ASSIGNMENT 1: In two sentences, what does the article below report?
ASSIGNMENT 2: According to the article below, how many signatures did the petition receive within 15 hours?
ASSIGNMENT 3:
Does each statement agree with the article below? For each, answer yes or no and quote the words that decide it.
(a) The high school in Mill Creek was closed so the building and buses could be disinfected.
(b) The petition was created on a Monday morning.
(c) The University of Washington plans to cancel some campus events.

PASSAGE PROVIDED:
┄┄┄┄┄┄

Despite Coronavirus Outbreak, Universities of Washington and Oregon are Operating Normally

March 3, 2020 Updated: March 3, 2020

Although multiple school districts in both states of Washington and Oregon have announced their closure due to coronavirus (COVID-19) concerns, the Universities of Washington and Oregon say they will continue normal operations.

In Washington, the state Department of Health had announced two COVID-19 cases on Feb. 28. One of those diagnosed was a teenage boy who attends a high school in Mill Creek, about 22 miles north of Seattle. The school was promptly closed through this Monday to disinfect the building and buses. Another Seattle-area high school is also closed “out of an abundance of caution” after a student and parent, reported flu-like symptoms and were self-quarantined.

A petition was created on Sunday night, urging the University of Washington (UW) to close its Seattle campus to “prevent the spreading of this virus.” The petition received more than 7,500 supporting signatures within 15 hours.

“Many infected individuals may spread the virus without their knowledge,” the petition posted by a UW campus community member reads, “Many students may be infected and may bring this virus into school and other public spaces.”

Despite the petition, the UW administration updated the coronavirus information page on its website, saying that the school will “continue to maintain normal operations.” There are currently no plans to cancel or any class or campus event, “due to the low risk to the UW community,” according to the website.

┄┄┄┄┄┄

INFORMATION SUPPLIED:
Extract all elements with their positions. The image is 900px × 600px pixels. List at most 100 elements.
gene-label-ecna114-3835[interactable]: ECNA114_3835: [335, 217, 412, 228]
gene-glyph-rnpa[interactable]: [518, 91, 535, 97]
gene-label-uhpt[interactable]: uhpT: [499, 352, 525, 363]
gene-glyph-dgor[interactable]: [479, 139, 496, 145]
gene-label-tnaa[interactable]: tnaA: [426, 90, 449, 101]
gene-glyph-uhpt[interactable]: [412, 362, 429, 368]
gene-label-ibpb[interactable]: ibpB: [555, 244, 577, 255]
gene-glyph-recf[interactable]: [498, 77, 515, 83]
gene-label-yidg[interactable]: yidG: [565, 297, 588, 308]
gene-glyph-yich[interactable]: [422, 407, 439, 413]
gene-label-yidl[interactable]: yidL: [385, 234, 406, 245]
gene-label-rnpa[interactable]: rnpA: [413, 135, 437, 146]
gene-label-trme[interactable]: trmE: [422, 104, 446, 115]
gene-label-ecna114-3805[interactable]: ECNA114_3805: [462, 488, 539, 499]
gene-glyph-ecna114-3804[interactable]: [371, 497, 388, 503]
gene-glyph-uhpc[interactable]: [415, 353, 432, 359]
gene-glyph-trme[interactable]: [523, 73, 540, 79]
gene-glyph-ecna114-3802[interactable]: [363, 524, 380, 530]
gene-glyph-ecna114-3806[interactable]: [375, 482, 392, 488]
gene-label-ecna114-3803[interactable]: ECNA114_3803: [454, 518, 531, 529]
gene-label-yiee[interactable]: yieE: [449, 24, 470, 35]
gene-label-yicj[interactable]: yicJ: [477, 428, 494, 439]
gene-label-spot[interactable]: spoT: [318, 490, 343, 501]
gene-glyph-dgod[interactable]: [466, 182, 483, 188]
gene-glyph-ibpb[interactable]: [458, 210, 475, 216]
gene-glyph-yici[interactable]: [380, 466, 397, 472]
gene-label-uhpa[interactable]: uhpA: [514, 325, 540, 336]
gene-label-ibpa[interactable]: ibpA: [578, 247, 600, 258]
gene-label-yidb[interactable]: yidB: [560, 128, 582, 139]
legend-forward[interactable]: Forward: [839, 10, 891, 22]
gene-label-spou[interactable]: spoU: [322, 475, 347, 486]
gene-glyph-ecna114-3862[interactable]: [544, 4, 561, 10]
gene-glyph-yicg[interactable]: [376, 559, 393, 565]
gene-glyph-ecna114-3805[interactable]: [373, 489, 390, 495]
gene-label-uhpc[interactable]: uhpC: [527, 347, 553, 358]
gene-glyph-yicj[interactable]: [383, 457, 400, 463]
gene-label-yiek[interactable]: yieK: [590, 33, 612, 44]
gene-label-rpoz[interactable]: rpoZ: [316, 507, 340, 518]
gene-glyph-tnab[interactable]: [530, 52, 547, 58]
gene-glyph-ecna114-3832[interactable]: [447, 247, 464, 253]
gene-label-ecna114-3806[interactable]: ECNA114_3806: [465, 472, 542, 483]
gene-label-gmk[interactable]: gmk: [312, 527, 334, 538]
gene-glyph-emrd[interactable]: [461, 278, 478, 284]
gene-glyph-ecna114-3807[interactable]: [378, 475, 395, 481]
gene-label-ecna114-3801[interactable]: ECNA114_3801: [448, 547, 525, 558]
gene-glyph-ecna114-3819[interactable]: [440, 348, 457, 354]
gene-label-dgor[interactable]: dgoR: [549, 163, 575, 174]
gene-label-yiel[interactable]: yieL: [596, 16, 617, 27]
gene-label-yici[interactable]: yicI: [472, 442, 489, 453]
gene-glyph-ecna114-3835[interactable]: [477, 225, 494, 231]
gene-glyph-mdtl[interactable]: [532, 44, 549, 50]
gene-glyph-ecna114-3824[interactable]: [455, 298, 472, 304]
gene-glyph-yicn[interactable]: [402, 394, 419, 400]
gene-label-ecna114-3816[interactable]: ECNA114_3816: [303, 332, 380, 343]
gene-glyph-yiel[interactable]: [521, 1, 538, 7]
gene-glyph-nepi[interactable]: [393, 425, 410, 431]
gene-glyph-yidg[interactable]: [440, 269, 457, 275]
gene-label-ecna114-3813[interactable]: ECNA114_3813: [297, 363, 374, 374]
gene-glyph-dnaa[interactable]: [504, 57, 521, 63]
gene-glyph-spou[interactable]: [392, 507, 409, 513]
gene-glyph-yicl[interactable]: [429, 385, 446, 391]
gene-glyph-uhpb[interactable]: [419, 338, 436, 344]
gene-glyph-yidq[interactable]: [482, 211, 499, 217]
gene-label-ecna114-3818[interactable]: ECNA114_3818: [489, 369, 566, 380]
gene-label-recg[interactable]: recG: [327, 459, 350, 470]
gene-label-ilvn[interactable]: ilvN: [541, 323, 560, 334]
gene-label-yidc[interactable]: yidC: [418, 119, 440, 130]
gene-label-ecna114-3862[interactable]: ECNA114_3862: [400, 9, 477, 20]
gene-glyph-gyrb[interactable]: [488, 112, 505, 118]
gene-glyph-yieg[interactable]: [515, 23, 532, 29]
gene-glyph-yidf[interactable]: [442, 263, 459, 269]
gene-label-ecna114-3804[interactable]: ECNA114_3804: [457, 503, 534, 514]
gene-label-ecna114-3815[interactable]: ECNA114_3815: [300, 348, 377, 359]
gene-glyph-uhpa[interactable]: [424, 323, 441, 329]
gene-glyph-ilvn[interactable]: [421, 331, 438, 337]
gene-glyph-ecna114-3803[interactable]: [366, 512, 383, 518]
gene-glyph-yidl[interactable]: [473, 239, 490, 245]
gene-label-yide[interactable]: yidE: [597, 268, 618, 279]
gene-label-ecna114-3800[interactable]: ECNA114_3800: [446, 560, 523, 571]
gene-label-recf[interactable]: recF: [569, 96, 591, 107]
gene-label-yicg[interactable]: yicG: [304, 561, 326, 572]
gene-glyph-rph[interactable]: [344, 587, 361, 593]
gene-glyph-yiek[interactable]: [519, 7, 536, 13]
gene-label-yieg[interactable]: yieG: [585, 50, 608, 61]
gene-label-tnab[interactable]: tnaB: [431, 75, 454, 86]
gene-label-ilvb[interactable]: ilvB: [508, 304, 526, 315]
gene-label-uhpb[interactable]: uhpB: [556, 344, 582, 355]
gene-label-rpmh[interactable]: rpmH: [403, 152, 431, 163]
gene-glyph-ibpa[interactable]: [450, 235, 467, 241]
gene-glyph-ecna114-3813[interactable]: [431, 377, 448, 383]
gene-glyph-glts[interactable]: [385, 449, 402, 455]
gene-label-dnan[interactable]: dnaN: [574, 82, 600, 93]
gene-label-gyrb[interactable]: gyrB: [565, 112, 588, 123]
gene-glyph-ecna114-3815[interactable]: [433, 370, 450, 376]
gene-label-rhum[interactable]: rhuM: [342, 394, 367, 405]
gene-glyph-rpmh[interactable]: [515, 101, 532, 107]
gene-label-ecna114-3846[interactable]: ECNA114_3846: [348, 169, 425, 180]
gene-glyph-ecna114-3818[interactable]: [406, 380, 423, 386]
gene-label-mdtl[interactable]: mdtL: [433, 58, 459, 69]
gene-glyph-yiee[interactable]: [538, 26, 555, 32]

┄┄┄┄┄┄

RESPONSE AREA 1: Several school districts in Washington and Oregon have closed over coronavirus concerns, but the Universities of Washington and Oregon say they will continue normal operations. A petition urging the University of Washington to close its Seattle campus drew more than 7,500 signatures within 15 hours, yet the school says it will maintain normal operations because of the low risk to its community.

RESPONSE AREA 2: More than 7,500.

RESPONSE AREA 3:
(a) Yes: "The school was promptly closed through this Monday to disinfect the building and buses."
(b) No: "A petition was created on Sunday night"
(c) No: "There are currently no plans to cancel"